## Begin

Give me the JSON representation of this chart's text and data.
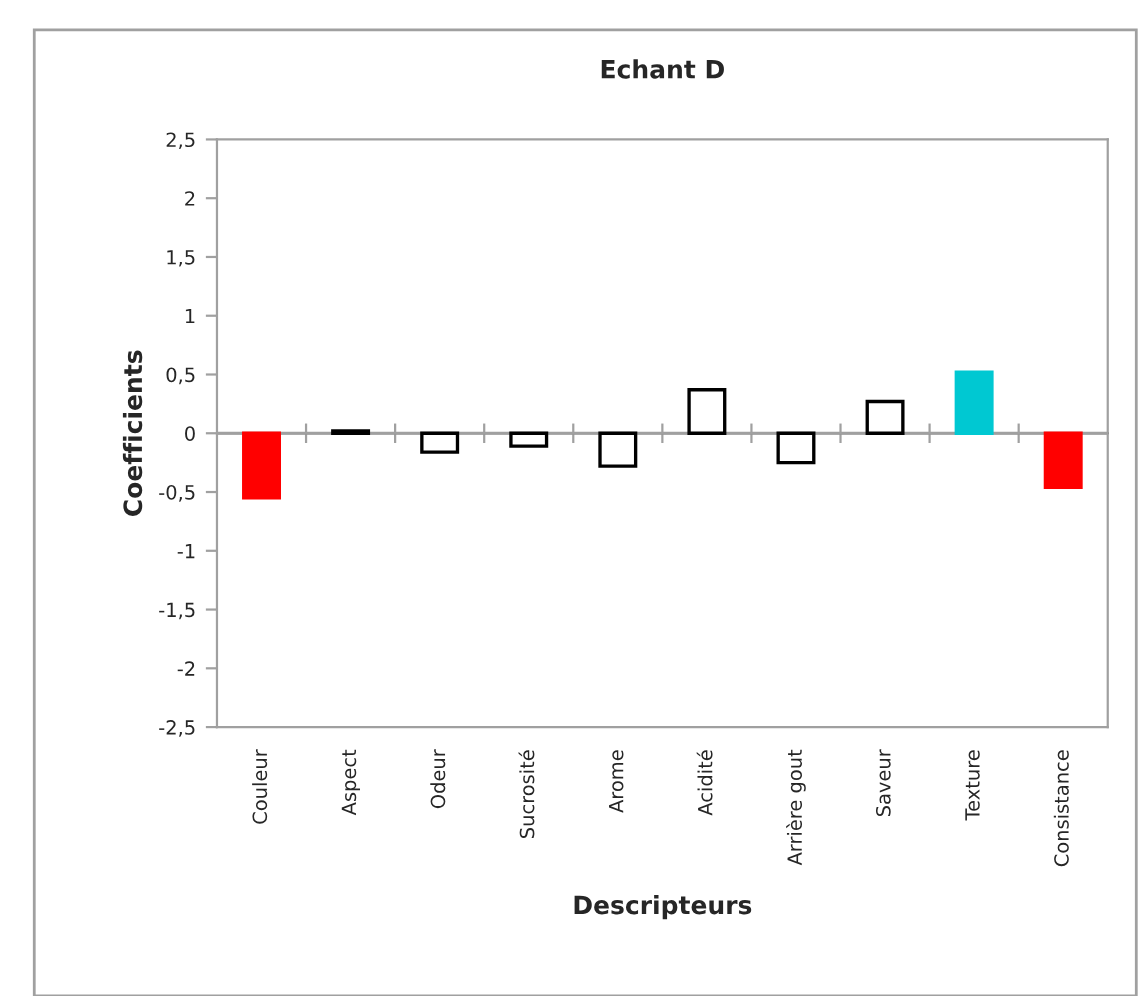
{
  "chart_data": {
    "type": "bar",
    "title": "Echant D",
    "xlabel": "Descripteurs",
    "ylabel": "Coefficients",
    "categories": [
      "Couleur",
      "Aspect",
      "Odeur",
      "Sucrosité",
      "Arome",
      "Acidité",
      "Arrière gout",
      "Saveur",
      "Texture",
      "Consistance"
    ],
    "values": [
      -0.55,
      0.02,
      -0.16,
      -0.11,
      -0.28,
      0.37,
      -0.25,
      0.27,
      0.52,
      -0.46
    ],
    "colors": [
      "#ff0000",
      "#ffffff",
      "#ffffff",
      "#ffffff",
      "#ffffff",
      "#ffffff",
      "#ffffff",
      "#ffffff",
      "#00c8d2",
      "#ff0000"
    ],
    "ylim": [
      -2.5,
      2.5
    ],
    "yticks": [
      {
        "value": -2.5,
        "label": "-2,5"
      },
      -2,
      {
        "value": -1.5,
        "label": "-1,5"
      },
      -1,
      {
        "value": -0.5,
        "label": "-0,5"
      },
      0,
      {
        "value": 0.5,
        "label": "0,5"
      },
      1,
      {
        "value": 1.5,
        "label": "1,5"
      },
      2,
      {
        "value": 2.5,
        "label": "2,5"
      }
    ],
    "ref_lines": [
      {
        "axis": "y",
        "value": 0,
        "color": "#a0a0a0"
      }
    ],
    "grid": false,
    "legend": false
  }
}
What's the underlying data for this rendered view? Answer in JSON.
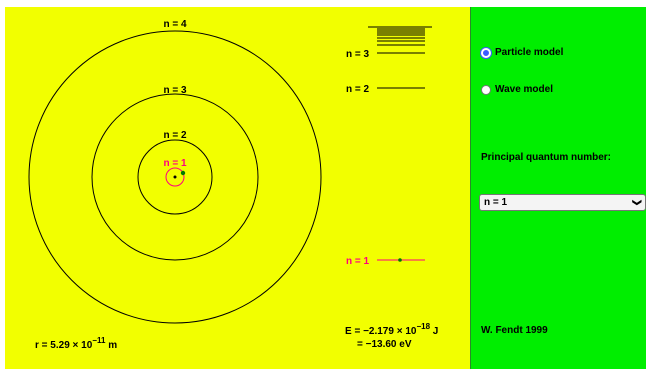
{
  "simulation": {
    "orbit_labels": [
      "n = 1",
      "n = 2",
      "n = 3",
      "n = 4"
    ],
    "level_labels": [
      "n = 1",
      "n = 2",
      "n = 3"
    ],
    "radius_readout": {
      "prefix": "r = 5.29 × 10",
      "exponent": "−11",
      "unit": " m"
    },
    "energy_readout": {
      "joule_prefix": "E = −2.179 × 10",
      "joule_exponent": "−18",
      "joule_unit": " J",
      "ev": "= −13.60 eV"
    },
    "colors": {
      "background": "#f2ff00",
      "panel": "#00ee00",
      "active_state": "#ff0080",
      "electron": "#007a00",
      "nucleus": "#000000"
    }
  },
  "panel": {
    "model_options": [
      {
        "label": "Particle model",
        "checked": true
      },
      {
        "label": "Wave model",
        "checked": false
      }
    ],
    "quantum_number_label": "Principal quantum number:",
    "quantum_number_selected": "n = 1",
    "dropdown_icon": "chevron-down-icon",
    "author": "W. Fendt 1999"
  }
}
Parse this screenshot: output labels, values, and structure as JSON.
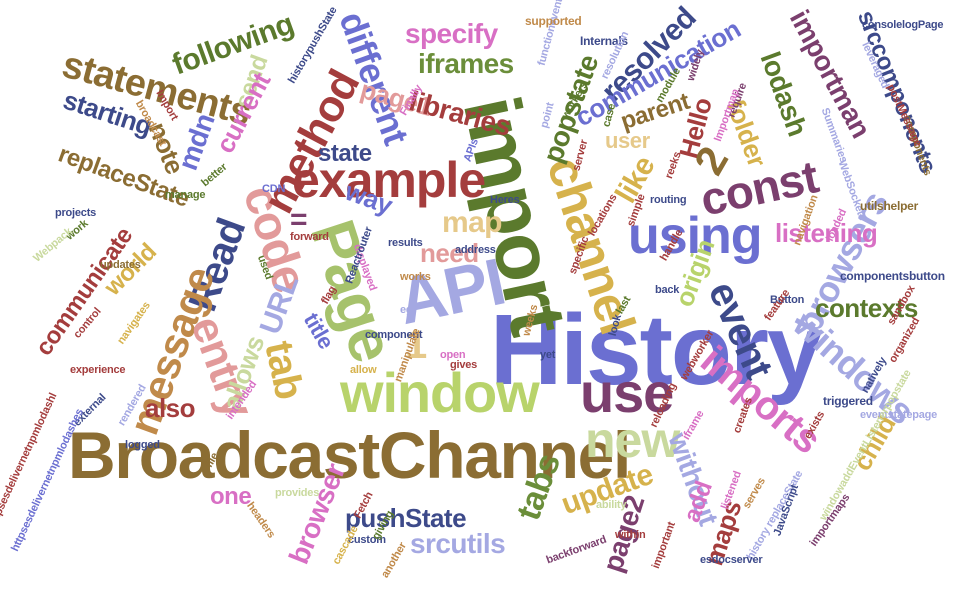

## End

Goal => Every entry above needs to be retyped exactly; drop the pictures.

Solution to this task =>
Give me the JSON representation of this chart's text and data.
{
  "chart_data": {
    "type": "bar",
    "title": "Echant D",
    "xlabel": "Descripteurs",
    "ylabel": "Coefficients",
    "categories": [
      "Couleur",
      "Aspect",
      "Odeur",
      "Sucrosité",
      "Arome",
      "Acidité",
      "Arrière gout",
      "Saveur",
      "Texture",
      "Consistance"
    ],
    "values": [
      -0.55,
      0.02,
      -0.16,
      -0.11,
      -0.28,
      0.37,
      -0.25,
      0.27,
      0.52,
      -0.46
    ],
    "colors": [
      "#ff0000",
      "#ffffff",
      "#ffffff",
      "#ffffff",
      "#ffffff",
      "#ffffff",
      "#ffffff",
      "#ffffff",
      "#00c8d2",
      "#ff0000"
    ],
    "ylim": [
      -2.5,
      2.5
    ],
    "yticks": [
      {
        "value": -2.5,
        "label": "-2,5"
      },
      -2,
      {
        "value": -1.5,
        "label": "-1,5"
      },
      -1,
      {
        "value": -0.5,
        "label": "-0,5"
      },
      0,
      {
        "value": 0.5,
        "label": "0,5"
      },
      1,
      {
        "value": 1.5,
        "label": "1,5"
      },
      2,
      {
        "value": 2.5,
        "label": "2,5"
      }
    ],
    "ref_lines": [
      {
        "axis": "y",
        "value": 0,
        "color": "#a0a0a0"
      }
    ],
    "grid": false,
    "legend": false
  }
}
What's the underlying data for this rendered view? Answer in JSON.
{
  "simulation": {
    "orbit_labels": [
      "n = 1",
      "n = 2",
      "n = 3",
      "n = 4"
    ],
    "level_labels": [
      "n = 1",
      "n = 2",
      "n = 3"
    ],
    "radius_readout": {
      "prefix": "r = 5.29 × 10",
      "exponent": "−11",
      "unit": " m"
    },
    "energy_readout": {
      "joule_prefix": "E = −2.179 × 10",
      "joule_exponent": "−18",
      "joule_unit": " J",
      "ev": "= −13.60 eV"
    },
    "colors": {
      "background": "#f2ff00",
      "panel": "#00ee00",
      "active_state": "#ff0080",
      "electron": "#007a00",
      "nucleus": "#000000"
    }
  },
  "panel": {
    "model_options": [
      {
        "label": "Particle model",
        "checked": true
      },
      {
        "label": "Wave model",
        "checked": false
      }
    ],
    "quantum_number_label": "Principal quantum number:",
    "quantum_number_selected": "n = 1",
    "dropdown_icon": "chevron-down-icon",
    "author": "W. Fendt 1999"
  }
}
Parse this screenshot: output labels, values, and structure as JSON.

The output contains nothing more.